↓↓↓
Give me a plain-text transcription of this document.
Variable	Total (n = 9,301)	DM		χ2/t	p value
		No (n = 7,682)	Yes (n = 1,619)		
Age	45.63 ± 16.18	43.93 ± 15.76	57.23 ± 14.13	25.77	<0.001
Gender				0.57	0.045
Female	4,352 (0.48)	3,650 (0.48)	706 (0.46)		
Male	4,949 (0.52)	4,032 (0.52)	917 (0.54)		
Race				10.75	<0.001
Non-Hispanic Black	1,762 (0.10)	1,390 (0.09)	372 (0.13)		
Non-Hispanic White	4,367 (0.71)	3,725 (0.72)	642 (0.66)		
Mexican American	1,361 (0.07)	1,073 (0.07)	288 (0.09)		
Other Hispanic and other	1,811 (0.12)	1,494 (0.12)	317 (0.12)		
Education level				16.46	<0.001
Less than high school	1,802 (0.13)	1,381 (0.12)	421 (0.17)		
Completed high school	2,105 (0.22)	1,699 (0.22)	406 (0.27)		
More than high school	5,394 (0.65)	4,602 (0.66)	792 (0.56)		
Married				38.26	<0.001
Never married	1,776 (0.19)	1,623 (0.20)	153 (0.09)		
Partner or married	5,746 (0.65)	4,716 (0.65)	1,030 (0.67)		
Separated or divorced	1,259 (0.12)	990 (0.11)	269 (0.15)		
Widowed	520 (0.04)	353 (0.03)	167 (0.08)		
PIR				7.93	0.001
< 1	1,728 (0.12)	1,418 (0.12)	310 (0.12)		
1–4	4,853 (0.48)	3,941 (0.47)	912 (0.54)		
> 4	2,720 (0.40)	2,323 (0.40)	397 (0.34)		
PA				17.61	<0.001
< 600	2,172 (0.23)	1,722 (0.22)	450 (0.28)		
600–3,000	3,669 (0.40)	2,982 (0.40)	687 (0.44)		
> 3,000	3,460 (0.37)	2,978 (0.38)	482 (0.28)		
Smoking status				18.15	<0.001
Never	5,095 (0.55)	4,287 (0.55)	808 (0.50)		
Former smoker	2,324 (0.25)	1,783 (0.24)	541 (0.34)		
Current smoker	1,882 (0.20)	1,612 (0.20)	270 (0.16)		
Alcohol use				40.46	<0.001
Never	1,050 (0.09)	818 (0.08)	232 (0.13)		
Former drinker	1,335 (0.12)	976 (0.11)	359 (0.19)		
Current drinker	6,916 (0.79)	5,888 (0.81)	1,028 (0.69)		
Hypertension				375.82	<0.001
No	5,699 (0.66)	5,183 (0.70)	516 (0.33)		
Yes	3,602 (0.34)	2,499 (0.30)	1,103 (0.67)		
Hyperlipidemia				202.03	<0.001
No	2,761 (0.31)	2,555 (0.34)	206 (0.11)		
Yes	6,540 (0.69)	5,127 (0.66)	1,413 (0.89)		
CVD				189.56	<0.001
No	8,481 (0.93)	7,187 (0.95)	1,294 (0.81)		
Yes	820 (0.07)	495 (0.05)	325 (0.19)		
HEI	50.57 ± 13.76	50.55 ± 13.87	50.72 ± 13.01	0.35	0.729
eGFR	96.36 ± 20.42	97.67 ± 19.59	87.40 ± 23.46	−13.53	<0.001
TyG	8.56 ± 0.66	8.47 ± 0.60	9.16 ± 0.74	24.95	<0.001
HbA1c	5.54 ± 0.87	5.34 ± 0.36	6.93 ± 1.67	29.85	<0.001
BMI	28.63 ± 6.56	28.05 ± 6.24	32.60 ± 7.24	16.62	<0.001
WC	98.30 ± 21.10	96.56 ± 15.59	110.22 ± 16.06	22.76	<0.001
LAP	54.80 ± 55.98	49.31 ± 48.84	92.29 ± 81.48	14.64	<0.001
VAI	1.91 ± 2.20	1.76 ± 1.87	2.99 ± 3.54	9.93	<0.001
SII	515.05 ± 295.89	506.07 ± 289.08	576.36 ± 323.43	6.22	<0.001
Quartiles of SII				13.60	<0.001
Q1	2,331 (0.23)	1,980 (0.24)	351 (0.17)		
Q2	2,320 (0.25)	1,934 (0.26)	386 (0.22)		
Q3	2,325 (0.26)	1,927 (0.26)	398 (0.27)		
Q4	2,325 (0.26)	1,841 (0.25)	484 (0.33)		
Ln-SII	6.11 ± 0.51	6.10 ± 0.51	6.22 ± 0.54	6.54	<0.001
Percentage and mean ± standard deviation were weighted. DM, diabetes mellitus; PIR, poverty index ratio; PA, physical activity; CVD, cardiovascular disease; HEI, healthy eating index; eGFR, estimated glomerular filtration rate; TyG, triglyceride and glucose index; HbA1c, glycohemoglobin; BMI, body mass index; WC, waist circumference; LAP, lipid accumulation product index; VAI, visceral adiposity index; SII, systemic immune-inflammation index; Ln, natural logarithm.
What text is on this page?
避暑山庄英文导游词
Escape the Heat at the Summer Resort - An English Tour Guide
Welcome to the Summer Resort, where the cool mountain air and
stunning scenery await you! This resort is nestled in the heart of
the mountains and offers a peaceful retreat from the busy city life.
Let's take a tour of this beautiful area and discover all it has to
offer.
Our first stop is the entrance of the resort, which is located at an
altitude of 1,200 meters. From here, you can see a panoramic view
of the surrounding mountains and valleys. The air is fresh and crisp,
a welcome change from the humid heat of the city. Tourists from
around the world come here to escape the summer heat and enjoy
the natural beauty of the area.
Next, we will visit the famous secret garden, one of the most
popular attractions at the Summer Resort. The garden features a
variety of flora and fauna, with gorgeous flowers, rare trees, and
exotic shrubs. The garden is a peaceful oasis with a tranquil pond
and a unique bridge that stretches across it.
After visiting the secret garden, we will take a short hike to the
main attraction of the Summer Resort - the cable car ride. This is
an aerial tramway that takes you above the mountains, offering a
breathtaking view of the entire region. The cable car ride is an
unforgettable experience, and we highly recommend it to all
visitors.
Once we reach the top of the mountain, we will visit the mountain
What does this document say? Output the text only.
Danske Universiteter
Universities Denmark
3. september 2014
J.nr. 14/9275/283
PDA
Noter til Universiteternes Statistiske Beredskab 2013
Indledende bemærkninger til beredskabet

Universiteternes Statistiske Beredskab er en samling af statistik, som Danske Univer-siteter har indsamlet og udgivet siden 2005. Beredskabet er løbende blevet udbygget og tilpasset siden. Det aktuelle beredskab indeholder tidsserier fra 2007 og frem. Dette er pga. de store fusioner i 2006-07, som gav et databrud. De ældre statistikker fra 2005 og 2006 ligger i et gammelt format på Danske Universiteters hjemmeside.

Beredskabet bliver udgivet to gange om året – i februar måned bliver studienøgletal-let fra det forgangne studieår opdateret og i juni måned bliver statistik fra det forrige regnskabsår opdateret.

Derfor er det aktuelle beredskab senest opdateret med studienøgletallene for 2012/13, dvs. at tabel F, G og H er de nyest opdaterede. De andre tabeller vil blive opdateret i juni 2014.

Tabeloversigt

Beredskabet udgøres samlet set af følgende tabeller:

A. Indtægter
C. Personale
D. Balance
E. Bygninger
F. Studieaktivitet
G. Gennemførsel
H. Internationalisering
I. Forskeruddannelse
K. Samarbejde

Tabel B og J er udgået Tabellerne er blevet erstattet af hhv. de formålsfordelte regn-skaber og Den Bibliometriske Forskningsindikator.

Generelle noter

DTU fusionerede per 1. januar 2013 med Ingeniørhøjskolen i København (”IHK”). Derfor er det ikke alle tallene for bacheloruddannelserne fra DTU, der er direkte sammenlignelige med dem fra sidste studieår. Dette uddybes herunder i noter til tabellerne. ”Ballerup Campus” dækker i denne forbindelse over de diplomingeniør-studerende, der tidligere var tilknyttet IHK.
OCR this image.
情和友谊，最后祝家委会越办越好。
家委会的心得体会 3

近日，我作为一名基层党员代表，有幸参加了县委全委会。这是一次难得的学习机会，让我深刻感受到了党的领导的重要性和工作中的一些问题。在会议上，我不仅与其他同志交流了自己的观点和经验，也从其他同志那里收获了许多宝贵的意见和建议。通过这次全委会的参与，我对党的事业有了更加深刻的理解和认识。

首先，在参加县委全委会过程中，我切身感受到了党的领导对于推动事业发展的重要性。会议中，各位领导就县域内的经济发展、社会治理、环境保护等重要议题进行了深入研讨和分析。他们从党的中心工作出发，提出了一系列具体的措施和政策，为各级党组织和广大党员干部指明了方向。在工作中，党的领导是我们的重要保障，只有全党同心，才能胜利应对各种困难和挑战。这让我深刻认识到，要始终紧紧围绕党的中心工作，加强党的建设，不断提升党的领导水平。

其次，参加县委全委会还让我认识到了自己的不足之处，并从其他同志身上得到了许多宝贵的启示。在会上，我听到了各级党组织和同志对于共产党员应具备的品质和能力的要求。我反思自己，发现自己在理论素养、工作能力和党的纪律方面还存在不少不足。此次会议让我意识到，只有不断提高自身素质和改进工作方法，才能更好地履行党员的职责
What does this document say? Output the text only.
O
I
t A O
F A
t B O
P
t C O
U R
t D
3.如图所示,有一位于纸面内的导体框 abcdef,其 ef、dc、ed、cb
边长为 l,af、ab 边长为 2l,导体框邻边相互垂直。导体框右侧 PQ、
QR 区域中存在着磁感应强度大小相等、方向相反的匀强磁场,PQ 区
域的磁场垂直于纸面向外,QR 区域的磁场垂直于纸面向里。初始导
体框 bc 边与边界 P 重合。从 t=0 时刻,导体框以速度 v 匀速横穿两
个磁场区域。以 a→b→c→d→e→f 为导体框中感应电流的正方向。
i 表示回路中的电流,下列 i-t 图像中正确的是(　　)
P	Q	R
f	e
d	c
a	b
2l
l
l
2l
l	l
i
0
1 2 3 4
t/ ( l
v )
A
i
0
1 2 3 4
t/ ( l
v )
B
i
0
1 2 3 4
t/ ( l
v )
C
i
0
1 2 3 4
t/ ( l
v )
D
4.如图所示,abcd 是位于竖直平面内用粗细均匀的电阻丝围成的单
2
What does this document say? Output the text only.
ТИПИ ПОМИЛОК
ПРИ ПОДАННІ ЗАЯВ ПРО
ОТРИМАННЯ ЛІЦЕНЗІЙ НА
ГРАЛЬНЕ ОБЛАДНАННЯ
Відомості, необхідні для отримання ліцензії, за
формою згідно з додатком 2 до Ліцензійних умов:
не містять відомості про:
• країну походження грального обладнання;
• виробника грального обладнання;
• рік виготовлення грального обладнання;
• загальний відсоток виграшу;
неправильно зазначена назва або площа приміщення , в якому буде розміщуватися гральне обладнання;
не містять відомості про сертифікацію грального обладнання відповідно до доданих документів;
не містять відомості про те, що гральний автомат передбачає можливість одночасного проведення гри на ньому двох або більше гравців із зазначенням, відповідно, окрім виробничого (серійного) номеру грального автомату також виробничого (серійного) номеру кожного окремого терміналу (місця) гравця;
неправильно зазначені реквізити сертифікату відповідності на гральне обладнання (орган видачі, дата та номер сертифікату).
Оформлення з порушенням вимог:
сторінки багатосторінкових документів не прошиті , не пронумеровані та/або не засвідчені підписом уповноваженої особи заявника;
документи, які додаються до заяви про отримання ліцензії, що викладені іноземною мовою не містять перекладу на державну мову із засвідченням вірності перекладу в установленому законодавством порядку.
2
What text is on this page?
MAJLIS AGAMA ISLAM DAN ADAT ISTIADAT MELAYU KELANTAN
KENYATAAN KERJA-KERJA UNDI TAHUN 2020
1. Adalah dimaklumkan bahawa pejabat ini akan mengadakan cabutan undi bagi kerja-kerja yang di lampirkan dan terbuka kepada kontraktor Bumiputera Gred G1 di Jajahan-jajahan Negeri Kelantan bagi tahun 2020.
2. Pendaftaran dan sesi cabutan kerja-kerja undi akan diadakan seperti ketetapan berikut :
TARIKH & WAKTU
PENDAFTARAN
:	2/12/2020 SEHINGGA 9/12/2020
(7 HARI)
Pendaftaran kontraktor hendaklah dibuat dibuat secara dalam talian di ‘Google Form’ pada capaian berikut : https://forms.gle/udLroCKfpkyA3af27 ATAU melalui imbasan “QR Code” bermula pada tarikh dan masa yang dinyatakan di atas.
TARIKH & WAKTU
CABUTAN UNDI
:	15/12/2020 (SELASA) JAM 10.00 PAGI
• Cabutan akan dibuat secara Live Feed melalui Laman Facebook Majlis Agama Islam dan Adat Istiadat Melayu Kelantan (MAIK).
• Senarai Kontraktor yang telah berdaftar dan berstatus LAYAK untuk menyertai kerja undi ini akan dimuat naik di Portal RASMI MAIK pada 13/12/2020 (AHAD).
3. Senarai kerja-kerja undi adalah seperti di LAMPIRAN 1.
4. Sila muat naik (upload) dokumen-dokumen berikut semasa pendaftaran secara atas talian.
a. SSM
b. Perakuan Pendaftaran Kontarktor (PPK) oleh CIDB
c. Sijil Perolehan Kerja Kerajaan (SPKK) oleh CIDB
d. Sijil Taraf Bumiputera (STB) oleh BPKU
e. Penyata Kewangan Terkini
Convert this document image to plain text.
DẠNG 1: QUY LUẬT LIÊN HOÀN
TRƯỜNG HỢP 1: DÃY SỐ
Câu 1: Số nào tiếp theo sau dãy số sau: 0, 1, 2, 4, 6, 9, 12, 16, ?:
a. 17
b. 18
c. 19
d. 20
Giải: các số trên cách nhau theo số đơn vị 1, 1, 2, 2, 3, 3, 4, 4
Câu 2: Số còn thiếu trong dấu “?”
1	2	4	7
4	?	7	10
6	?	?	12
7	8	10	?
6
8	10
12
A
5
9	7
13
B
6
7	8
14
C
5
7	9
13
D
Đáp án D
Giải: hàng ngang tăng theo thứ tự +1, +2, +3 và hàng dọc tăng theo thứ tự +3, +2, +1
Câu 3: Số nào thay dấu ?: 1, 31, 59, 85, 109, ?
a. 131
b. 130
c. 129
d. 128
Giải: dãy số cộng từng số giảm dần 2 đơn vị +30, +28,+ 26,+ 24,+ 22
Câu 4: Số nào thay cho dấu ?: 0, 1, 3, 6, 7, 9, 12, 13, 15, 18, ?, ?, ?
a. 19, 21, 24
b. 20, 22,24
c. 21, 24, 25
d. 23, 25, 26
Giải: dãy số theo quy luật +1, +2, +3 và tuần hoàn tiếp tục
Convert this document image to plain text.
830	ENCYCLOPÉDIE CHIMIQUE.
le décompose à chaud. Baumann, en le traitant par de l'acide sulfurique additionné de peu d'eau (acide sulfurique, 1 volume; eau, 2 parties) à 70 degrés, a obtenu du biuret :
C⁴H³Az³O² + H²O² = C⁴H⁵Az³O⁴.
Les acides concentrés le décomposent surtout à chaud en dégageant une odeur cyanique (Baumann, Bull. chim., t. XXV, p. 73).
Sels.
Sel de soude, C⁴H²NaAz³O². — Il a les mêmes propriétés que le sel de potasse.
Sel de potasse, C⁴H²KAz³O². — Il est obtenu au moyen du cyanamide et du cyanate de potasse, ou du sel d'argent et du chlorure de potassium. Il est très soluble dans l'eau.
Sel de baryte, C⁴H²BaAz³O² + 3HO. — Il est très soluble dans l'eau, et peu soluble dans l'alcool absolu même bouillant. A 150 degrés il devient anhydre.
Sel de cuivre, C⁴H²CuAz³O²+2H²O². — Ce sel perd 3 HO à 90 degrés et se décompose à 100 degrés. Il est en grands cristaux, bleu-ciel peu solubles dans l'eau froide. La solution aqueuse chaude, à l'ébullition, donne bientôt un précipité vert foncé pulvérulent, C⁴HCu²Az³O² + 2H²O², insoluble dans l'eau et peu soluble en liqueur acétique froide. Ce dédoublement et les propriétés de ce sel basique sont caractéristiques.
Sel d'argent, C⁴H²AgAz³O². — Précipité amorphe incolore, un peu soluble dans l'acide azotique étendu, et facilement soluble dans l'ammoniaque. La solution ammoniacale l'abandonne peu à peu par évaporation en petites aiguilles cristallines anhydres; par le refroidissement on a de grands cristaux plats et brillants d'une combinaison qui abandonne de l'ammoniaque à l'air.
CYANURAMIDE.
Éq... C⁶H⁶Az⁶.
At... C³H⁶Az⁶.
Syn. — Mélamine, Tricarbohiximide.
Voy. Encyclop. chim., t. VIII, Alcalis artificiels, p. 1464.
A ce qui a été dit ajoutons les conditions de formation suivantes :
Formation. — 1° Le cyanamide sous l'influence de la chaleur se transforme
↑↑↑
**Task details:** Each line in the data that holds the string "cable" should be found and copied.

**Result below:**
main attraction of the Summer Resort - the cable car ride. This is
breathtaking view of the entire region. The cable car ride is an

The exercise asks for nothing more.